Stated problem
Show each line from the listing that includes the word "this".

___ Data provided ___

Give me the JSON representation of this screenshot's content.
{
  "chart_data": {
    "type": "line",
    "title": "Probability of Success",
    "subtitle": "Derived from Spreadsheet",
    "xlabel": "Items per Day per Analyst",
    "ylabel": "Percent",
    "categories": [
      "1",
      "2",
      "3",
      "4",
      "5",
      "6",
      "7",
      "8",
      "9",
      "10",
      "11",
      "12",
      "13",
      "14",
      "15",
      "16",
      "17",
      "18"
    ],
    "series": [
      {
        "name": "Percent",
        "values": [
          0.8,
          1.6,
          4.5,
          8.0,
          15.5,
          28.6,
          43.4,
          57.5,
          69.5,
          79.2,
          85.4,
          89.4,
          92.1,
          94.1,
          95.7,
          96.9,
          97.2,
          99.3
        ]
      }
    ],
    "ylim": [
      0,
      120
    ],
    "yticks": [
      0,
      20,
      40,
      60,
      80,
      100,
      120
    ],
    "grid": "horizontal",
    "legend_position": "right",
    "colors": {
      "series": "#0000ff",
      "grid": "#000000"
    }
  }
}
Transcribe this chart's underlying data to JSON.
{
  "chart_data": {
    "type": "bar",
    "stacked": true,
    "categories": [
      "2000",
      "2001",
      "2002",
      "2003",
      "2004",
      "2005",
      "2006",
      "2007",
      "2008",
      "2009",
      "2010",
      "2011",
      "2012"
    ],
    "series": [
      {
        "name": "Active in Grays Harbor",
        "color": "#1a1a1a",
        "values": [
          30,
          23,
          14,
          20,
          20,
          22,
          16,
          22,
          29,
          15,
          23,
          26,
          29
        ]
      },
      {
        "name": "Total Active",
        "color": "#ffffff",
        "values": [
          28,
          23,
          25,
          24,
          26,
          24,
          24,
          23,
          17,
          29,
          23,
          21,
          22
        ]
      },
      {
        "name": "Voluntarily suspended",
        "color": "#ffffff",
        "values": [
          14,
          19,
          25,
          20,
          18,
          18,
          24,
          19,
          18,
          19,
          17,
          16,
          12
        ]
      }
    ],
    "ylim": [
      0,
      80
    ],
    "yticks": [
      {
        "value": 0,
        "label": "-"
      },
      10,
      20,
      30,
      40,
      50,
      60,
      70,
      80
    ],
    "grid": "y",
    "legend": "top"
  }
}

___

Solution to the problem
Give me the JSON representation of this screenshot's content.
Transcribe this chart's underlying data to JSON.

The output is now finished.